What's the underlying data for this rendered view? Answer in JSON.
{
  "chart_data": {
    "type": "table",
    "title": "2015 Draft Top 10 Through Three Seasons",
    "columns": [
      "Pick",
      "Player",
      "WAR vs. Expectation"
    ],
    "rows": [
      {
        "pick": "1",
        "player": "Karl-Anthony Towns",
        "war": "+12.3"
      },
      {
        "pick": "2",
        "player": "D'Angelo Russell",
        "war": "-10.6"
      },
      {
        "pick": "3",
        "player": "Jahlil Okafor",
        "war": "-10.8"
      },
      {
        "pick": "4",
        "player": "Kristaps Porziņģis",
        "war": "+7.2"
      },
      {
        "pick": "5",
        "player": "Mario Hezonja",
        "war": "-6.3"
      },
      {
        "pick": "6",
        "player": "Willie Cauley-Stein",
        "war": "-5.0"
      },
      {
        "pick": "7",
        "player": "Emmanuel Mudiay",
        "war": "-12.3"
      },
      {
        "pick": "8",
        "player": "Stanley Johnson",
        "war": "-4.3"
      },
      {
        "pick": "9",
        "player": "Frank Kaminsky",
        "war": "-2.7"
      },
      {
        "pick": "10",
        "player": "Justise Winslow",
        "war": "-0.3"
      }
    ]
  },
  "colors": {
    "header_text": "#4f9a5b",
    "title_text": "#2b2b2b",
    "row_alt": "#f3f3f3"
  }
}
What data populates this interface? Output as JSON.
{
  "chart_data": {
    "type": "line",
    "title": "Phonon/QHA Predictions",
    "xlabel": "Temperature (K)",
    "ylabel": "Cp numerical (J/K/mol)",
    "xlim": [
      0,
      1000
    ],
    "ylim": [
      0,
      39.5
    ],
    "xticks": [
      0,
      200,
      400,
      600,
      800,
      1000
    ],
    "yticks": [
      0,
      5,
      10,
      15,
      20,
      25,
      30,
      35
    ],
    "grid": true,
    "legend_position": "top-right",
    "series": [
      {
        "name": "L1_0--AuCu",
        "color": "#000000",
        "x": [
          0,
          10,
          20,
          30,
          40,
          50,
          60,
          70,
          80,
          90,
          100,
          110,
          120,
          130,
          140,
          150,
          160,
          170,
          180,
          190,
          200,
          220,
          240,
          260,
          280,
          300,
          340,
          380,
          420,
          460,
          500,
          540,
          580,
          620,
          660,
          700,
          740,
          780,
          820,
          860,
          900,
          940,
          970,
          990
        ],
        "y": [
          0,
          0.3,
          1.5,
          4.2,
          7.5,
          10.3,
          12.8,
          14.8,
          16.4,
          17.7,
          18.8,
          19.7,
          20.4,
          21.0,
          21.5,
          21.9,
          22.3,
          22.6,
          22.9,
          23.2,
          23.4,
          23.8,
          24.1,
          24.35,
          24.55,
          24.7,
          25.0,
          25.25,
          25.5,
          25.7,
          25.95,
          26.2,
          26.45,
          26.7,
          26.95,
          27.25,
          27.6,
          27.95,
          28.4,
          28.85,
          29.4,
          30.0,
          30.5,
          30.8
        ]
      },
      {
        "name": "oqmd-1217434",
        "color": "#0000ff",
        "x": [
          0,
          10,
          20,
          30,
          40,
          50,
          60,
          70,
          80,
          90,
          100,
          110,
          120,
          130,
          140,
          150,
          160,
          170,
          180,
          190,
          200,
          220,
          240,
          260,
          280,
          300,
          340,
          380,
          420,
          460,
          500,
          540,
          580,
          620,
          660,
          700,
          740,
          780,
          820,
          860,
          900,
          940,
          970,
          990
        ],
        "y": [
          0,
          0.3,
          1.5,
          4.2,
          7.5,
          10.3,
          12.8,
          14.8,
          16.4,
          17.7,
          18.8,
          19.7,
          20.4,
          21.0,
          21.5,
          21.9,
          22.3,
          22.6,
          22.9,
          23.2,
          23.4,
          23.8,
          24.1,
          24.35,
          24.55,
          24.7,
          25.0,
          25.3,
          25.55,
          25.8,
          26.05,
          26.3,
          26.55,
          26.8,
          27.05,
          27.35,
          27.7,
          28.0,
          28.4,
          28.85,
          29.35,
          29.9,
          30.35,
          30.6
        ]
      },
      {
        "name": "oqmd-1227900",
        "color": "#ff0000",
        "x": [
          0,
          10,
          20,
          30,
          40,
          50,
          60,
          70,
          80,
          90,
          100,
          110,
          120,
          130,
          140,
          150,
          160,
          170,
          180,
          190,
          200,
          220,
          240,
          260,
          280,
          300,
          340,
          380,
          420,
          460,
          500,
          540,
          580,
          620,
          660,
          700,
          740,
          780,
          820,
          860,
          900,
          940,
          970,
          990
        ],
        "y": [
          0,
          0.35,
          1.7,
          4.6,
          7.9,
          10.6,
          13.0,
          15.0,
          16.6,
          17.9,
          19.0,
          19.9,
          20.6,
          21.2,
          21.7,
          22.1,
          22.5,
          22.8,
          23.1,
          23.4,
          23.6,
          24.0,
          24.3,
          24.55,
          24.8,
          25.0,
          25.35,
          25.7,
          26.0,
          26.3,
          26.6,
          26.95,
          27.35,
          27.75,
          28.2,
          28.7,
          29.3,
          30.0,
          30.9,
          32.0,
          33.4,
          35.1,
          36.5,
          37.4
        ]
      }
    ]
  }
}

The problem>
All of the entries must be written out exactly as they stand.

Full answer>
What's the underlying data for this rendered view? Answer in JSON.
{
  "chart_data": {
    "type": "table",
    "title": "2015 Draft Top 10 Through Three Seasons",
    "columns": [
      "Pick",
      "Player",
      "WAR vs. Expectation"
    ],
    "rows": [
      {
        "pick": "1",
        "player": "Karl-Anthony Towns",
        "war": "+12.3"
      },
      {
        "pick": "2",
        "player": "D'Angelo Russell",
        "war": "-10.6"
      },
      {
        "pick": "3",
        "player": "Jahlil Okafor",
        "war": "-10.8"
      },
      {
        "pick": "4",
        "player": "Kristaps Porziņģis",
        "war": "+7.2"
      },
      {
        "pick": "5",
        "player": "Mario Hezonja",
        "war": "-6.3"
      },
      {
        "pick": "6",
        "player": "Willie Cauley-Stein",
        "war": "-5.0"
      },
      {
        "pick": "7",
        "player": "Emmanuel Mudiay",
        "war": "-12.3"
      },
      {
        "pick": "8",
        "player": "Stanley Johnson",
        "war": "-4.3"
      },
      {
        "pick": "9",
        "player": "Frank Kaminsky",
        "war": "-2.7"
      },
      {
        "pick": "10",
        "player": "Justise Winslow",
        "war": "-0.3"
      }
    ]
  },
  "colors": {
    "header_text": "#4f9a5b",
    "title_text": "#2b2b2b",
    "row_alt": "#f3f3f3"
  }
}
What data populates this interface? Output as JSON.
{
  "chart_data": {
    "type": "line",
    "title": "Phonon/QHA Predictions",
    "xlabel": "Temperature (K)",
    "ylabel": "Cp numerical (J/K/mol)",
    "xlim": [
      0,
      1000
    ],
    "ylim": [
      0,
      39.5
    ],
    "xticks": [
      0,
      200,
      400,
      600,
      800,
      1000
    ],
    "yticks": [
      0,
      5,
      10,
      15,
      20,
      25,
      30,
      35
    ],
    "grid": true,
    "legend_position": "top-right",
    "series": [
      {
        "name": "L1_0--AuCu",
        "color": "#000000",
        "x": [
          0,
          10,
          20,
          30,
          40,
          50,
          60,
          70,
          80,
          90,
          100,
          110,
          120,
          130,
          140,
          150,
          160,
          170,
          180,
          190,
          200,
          220,
          240,
          260,
          280,
          300,
          340,
          380,
          420,
          460,
          500,
          540,
          580,
          620,
          660,
          700,
          740,
          780,
          820,
          860,
          900,
          940,
          970,
          990
        ],
        "y": [
          0,
          0.3,
          1.5,
          4.2,
          7.5,
          10.3,
          12.8,
          14.8,
          16.4,
          17.7,
          18.8,
          19.7,
          20.4,
          21.0,
          21.5,
          21.9,
          22.3,
          22.6,
          22.9,
          23.2,
          23.4,
          23.8,
          24.1,
          24.35,
          24.55,
          24.7,
          25.0,
          25.25,
          25.5,
          25.7,
          25.95,
          26.2,
          26.45,
          26.7,
          26.95,
          27.25,
          27.6,
          27.95,
          28.4,
          28.85,
          29.4,
          30.0,
          30.5,
          30.8
        ]
      },
      {
        "name": "oqmd-1217434",
        "color": "#0000ff",
        "x": [
          0,
          10,
          20,
          30,
          40,
          50,
          60,
          70,
          80,
          90,
          100,
          110,
          120,
          130,
          140,
          150,
          160,
          170,
          180,
          190,
          200,
          220,
          240,
          260,
          280,
          300,
          340,
          380,
          420,
          460,
          500,
          540,
          580,
          620,
          660,
          700,
          740,
          780,
          820,
          860,
          900,
          940,
          970,
          990
        ],
        "y": [
          0,
          0.3,
          1.5,
          4.2,
          7.5,
          10.3,
          12.8,
          14.8,
          16.4,
          17.7,
          18.8,
          19.7,
          20.4,
          21.0,
          21.5,
          21.9,
          22.3,
          22.6,
          22.9,
          23.2,
          23.4,
          23.8,
          24.1,
          24.35,
          24.55,
          24.7,
          25.0,
          25.3,
          25.55,
          25.8,
          26.05,
          26.3,
          26.55,
          26.8,
          27.05,
          27.35,
          27.7,
          28.0,
          28.4,
          28.85,
          29.35,
          29.9,
          30.35,
          30.6
        ]
      },
      {
        "name": "oqmd-1227900",
        "color": "#ff0000",
        "x": [
          0,
          10,
          20,
          30,
          40,
          50,
          60,
          70,
          80,
          90,
          100,
          110,
          120,
          130,
          140,
          150,
          160,
          170,
          180,
          190,
          200,
          220,
          240,
          260,
          280,
          300,
          340,
          380,
          420,
          460,
          500,
          540,
          580,
          620,
          660,
          700,
          740,
          780,
          820,
          860,
          900,
          940,
          970,
          990
        ],
        "y": [
          0,
          0.35,
          1.7,
          4.6,
          7.9,
          10.6,
          13.0,
          15.0,
          16.6,
          17.9,
          19.0,
          19.9,
          20.6,
          21.2,
          21.7,
          22.1,
          22.5,
          22.8,
          23.1,
          23.4,
          23.6,
          24.0,
          24.3,
          24.55,
          24.8,
          25.0,
          25.35,
          25.7,
          26.0,
          26.3,
          26.6,
          26.95,
          27.35,
          27.75,
          28.2,
          28.7,
          29.3,
          30.0,
          30.9,
          32.0,
          33.4,
          35.1,
          36.5,
          37.4
        ]
      }
    ]
  }
}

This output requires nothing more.